Start of Data to use

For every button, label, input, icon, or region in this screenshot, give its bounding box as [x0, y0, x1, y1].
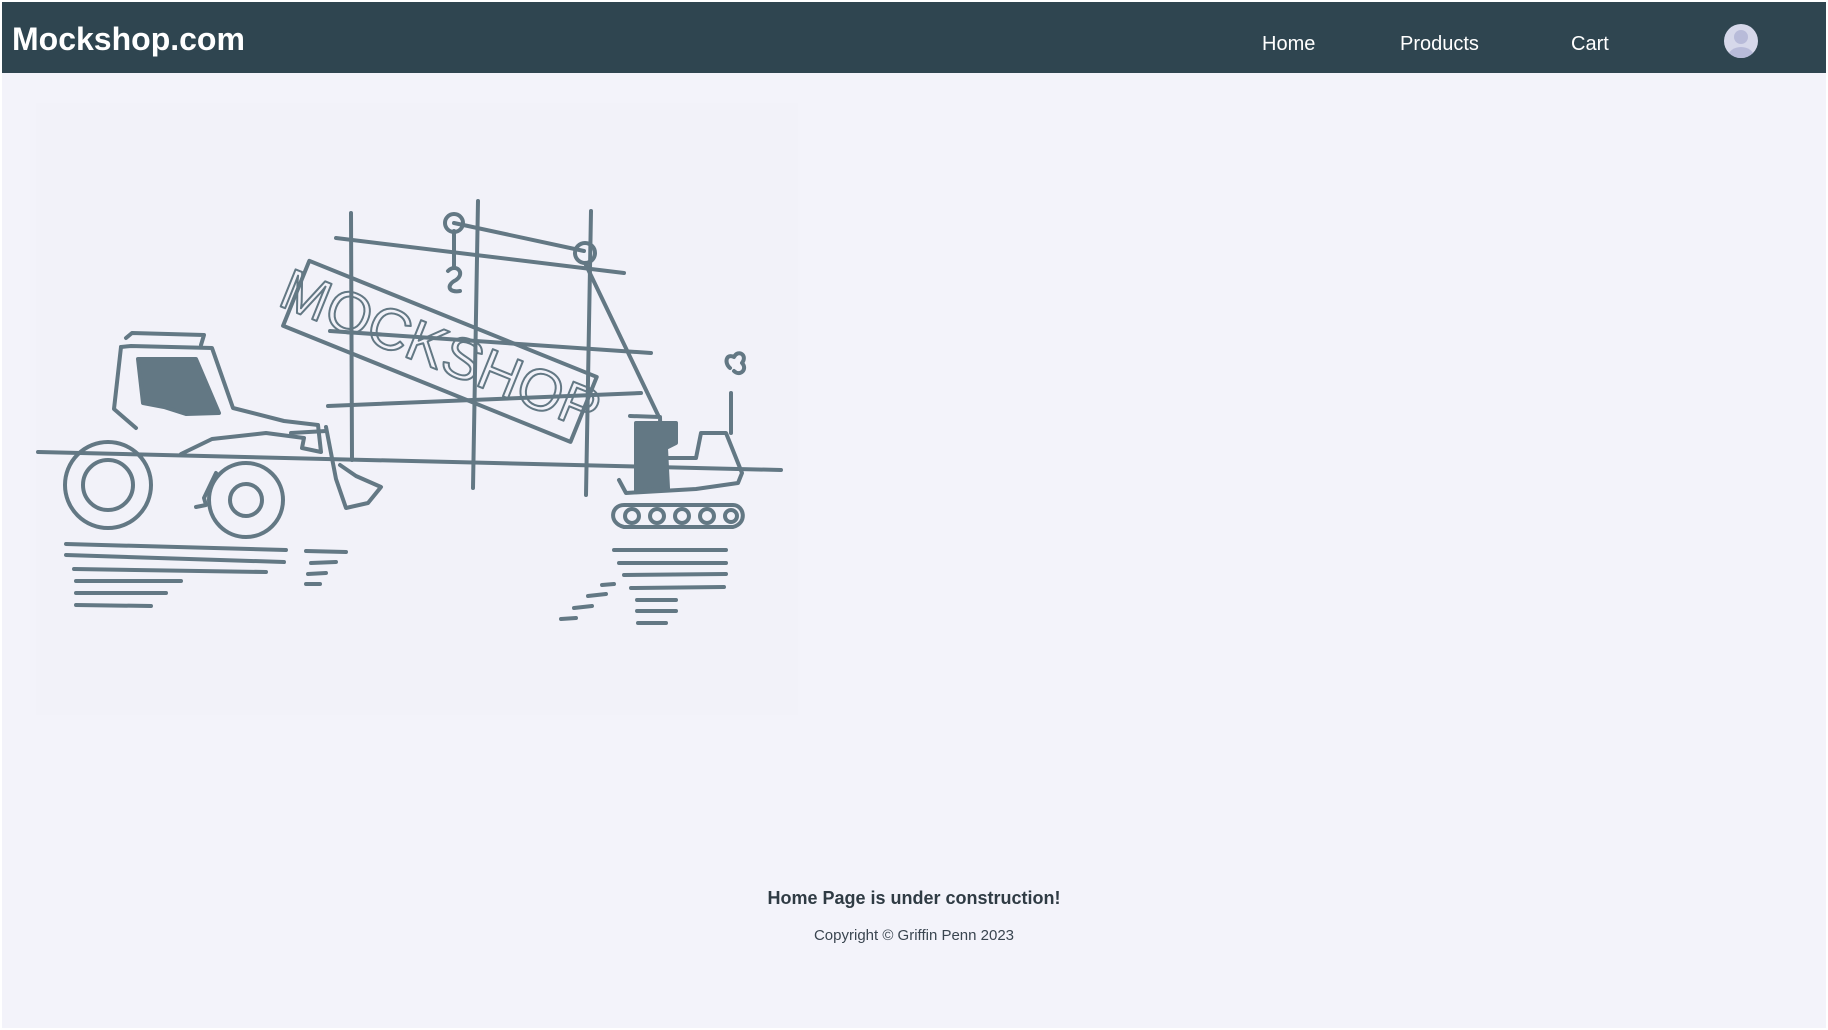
nav-products-link[interactable]: Products [1400, 32, 1479, 56]
page: Mockshop.com Home Products Cart MOCKSHOP… [2, 2, 1826, 1028]
nav-home-link[interactable]: Home [1262, 32, 1315, 56]
copyright-text: Copyright © Griffin Penn 2023 [813, 927, 1015, 944]
sign-text: MOCKSHOP [271, 256, 609, 443]
navbar: Mockshop.com Home Products Cart [2, 2, 1826, 73]
construction-message: Home Page is under construction! [767, 888, 1061, 908]
brand-logo[interactable]: Mockshop.com [12, 21, 245, 57]
construction-illustration: MOCKSHOP [36, 103, 798, 715]
user-avatar-icon[interactable] [1724, 24, 1758, 58]
nav-cart-link[interactable]: Cart [1571, 32, 1609, 56]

End of Data to use

Set exercise:
Please rewrite every line of the listing above as a numbered list, leaving out blank lines and the picture.

Output for this task:
1. For every button, label, input, icon, or region in this screenshot, give its bounding box as [x0, y0, x1, y1].
2. nav-products-link[interactable]: Products [1400, 32, 1479, 56]
3. page: Mockshop.com Home Products Cart MOCKSHOP… [2, 2, 1826, 1028]
4. nav-home-link[interactable]: Home [1262, 32, 1315, 56]
5. copyright-text: Copyright © Griffin Penn 2023 [813, 927, 1015, 944]
6. sign-text: MOCKSHOP [271, 256, 609, 443]
7. navbar: Mockshop.com Home Products Cart [2, 2, 1826, 73]
8. construction-message: Home Page is under construction! [767, 888, 1061, 908]
9. brand-logo[interactable]: Mockshop.com [12, 21, 245, 57]
10. construction-illustration: MOCKSHOP [36, 103, 798, 715]
11. user-avatar-icon[interactable] [1724, 24, 1758, 58]
12. nav-cart-link[interactable]: Cart [1571, 32, 1609, 56]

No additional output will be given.